_EXERCISE AIM_:
The records below are split into lines. How many of those lines contain the string "heutige"? Reply with the number only.

►

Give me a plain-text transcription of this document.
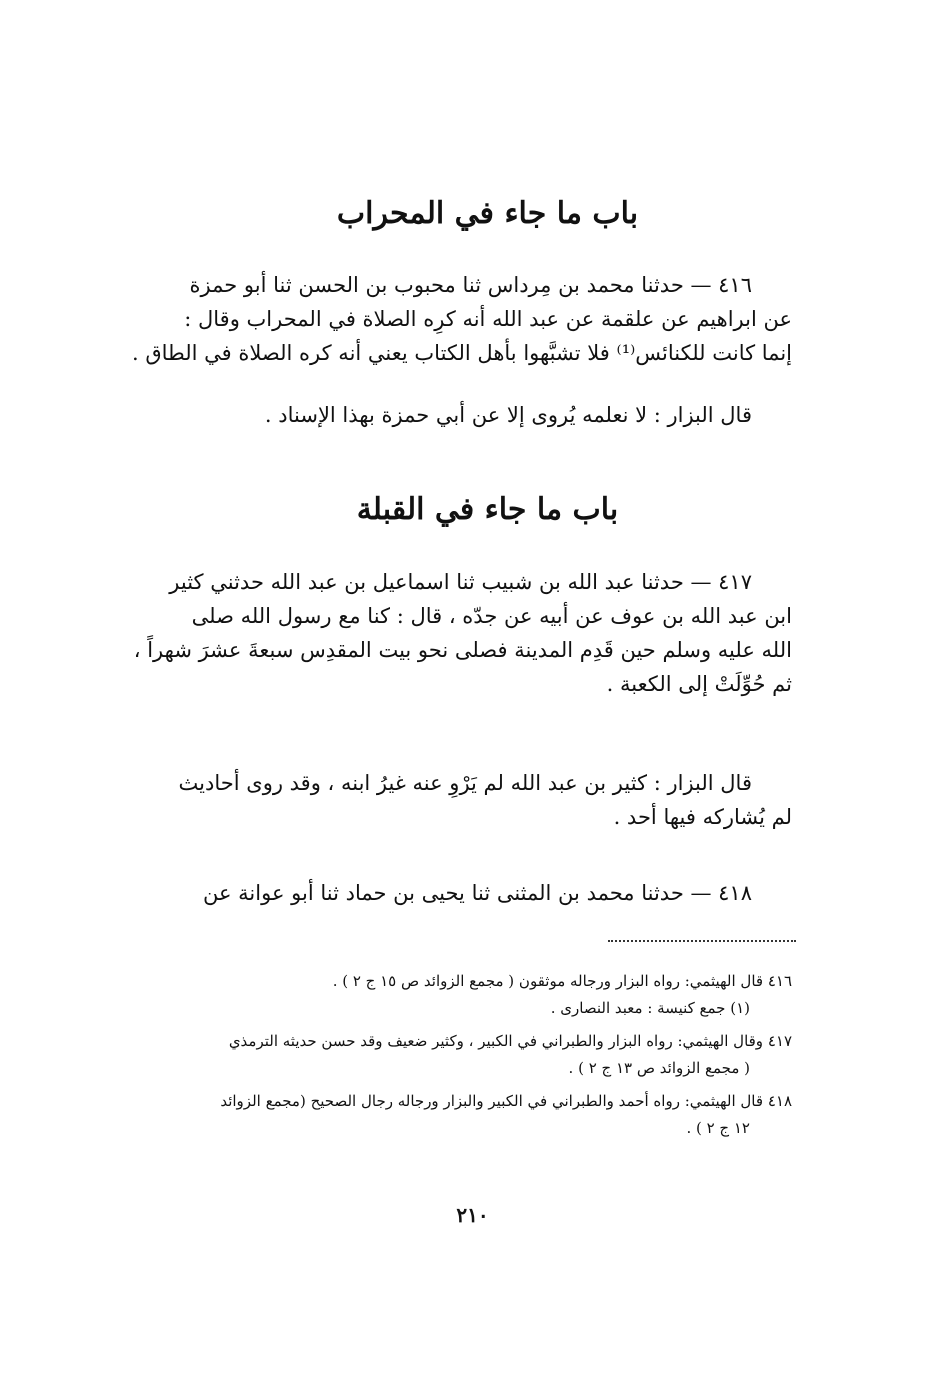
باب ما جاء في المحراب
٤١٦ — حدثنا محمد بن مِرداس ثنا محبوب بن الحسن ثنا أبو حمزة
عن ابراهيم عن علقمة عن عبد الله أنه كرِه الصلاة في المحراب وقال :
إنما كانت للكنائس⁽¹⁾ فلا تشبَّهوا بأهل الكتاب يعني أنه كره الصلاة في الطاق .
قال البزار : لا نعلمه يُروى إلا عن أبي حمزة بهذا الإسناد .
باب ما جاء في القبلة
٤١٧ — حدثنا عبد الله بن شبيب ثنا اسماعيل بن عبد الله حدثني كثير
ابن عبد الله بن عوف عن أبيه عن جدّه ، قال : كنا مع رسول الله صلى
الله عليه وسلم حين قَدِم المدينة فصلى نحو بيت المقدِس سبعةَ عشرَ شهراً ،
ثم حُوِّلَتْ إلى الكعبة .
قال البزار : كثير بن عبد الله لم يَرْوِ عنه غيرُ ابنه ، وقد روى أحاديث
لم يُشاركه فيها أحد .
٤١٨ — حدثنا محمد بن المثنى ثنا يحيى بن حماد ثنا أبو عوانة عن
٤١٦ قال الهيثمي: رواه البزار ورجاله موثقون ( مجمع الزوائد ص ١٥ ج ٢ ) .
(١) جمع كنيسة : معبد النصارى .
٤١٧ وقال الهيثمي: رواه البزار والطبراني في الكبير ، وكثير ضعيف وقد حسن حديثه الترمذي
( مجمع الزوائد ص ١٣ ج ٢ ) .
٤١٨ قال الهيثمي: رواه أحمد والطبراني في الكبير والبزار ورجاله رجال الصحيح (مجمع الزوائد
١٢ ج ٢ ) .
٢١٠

◄
►

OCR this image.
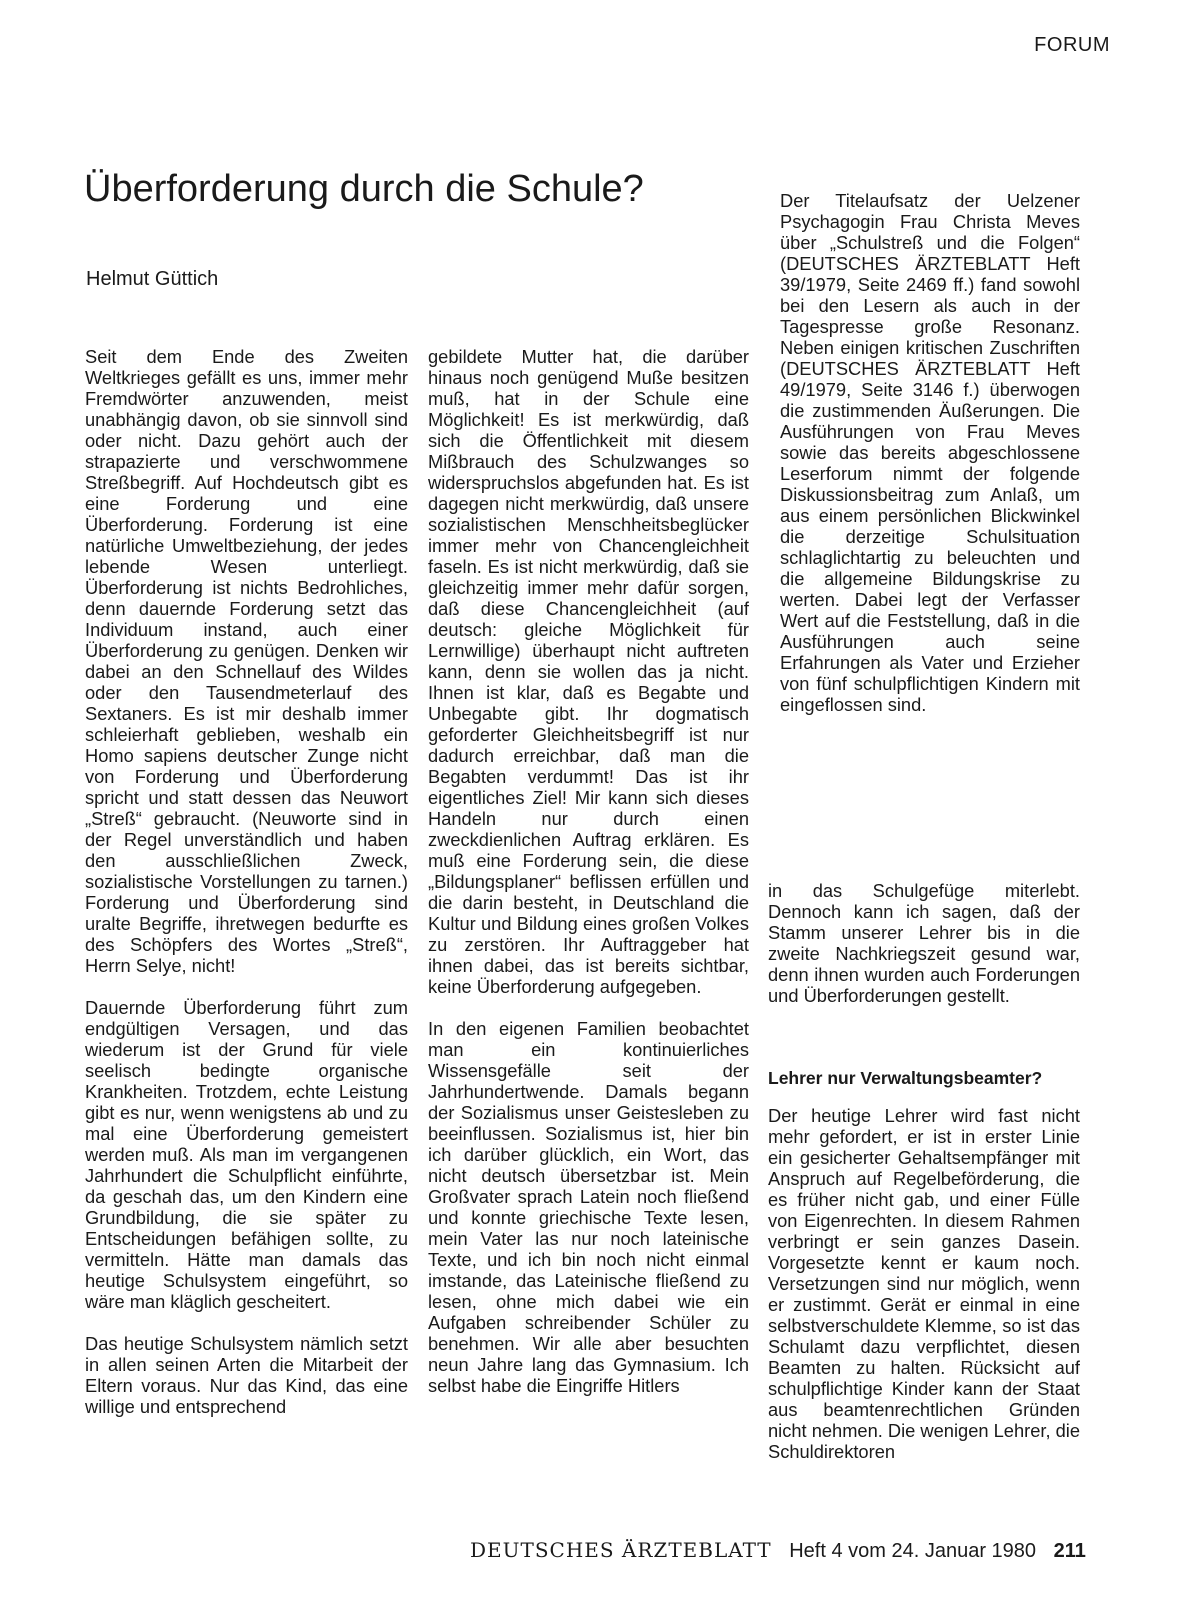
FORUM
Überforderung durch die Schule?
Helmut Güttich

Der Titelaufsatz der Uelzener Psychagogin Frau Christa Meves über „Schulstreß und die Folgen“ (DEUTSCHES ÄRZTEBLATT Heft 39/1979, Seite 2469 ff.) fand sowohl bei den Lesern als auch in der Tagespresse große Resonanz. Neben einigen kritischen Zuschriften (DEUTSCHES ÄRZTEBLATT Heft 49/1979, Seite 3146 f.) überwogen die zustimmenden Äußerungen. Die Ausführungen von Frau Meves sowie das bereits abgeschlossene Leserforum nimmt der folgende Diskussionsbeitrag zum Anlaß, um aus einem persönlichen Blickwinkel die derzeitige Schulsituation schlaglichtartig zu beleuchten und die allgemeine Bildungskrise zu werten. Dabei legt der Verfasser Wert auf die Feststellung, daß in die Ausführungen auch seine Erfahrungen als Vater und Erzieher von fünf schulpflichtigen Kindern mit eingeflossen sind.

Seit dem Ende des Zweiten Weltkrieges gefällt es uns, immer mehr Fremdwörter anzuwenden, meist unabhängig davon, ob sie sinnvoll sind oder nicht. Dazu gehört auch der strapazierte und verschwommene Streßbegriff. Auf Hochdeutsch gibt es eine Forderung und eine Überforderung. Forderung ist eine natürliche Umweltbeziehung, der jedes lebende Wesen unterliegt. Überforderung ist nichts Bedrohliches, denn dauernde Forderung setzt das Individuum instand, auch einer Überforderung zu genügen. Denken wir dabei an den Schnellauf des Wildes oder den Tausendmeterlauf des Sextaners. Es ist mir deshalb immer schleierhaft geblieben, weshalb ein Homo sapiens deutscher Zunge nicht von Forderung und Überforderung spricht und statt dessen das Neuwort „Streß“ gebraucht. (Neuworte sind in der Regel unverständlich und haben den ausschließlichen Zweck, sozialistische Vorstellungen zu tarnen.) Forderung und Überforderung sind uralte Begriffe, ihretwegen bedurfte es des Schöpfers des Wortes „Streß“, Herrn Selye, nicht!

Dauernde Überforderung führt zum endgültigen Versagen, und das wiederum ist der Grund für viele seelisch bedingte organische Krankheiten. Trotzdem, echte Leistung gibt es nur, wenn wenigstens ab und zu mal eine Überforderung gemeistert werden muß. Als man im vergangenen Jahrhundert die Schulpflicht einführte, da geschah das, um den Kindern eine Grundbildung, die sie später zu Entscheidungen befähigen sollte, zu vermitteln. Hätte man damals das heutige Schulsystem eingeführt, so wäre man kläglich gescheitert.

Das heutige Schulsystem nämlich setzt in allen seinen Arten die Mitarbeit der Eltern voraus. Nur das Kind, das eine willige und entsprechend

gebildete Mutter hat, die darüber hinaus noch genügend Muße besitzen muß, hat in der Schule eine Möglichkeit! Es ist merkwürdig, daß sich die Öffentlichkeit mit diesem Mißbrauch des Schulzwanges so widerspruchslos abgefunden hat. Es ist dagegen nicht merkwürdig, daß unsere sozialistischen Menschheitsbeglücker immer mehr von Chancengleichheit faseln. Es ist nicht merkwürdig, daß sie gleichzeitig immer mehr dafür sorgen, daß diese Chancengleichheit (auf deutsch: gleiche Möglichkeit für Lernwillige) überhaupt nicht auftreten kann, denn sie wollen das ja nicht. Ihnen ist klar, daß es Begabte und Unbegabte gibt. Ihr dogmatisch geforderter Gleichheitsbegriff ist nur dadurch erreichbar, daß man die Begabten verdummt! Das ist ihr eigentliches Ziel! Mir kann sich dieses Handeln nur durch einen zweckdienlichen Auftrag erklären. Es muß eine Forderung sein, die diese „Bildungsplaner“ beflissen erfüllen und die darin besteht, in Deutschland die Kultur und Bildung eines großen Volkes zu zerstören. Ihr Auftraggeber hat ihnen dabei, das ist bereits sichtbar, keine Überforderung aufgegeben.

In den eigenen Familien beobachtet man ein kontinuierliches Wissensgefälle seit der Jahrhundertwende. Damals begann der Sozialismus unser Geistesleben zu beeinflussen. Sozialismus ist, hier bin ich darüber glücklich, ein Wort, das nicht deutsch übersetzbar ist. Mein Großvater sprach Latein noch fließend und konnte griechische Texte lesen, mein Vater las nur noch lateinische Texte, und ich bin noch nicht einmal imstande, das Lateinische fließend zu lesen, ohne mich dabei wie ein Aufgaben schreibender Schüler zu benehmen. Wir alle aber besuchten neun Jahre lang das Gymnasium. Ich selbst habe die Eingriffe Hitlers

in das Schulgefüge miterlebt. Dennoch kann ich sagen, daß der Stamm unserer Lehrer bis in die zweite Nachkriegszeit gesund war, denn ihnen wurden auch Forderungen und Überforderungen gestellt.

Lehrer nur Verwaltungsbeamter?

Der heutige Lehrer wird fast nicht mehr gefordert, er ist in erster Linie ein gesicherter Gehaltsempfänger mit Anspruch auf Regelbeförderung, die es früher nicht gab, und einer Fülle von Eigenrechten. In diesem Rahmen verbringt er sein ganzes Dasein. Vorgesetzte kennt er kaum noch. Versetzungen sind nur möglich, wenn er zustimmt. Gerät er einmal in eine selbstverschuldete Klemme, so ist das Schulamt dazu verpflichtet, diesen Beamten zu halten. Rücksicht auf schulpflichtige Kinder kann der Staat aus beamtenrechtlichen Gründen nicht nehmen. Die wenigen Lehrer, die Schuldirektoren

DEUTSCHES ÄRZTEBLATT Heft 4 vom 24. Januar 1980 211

◄

_TASK RESULT_:
3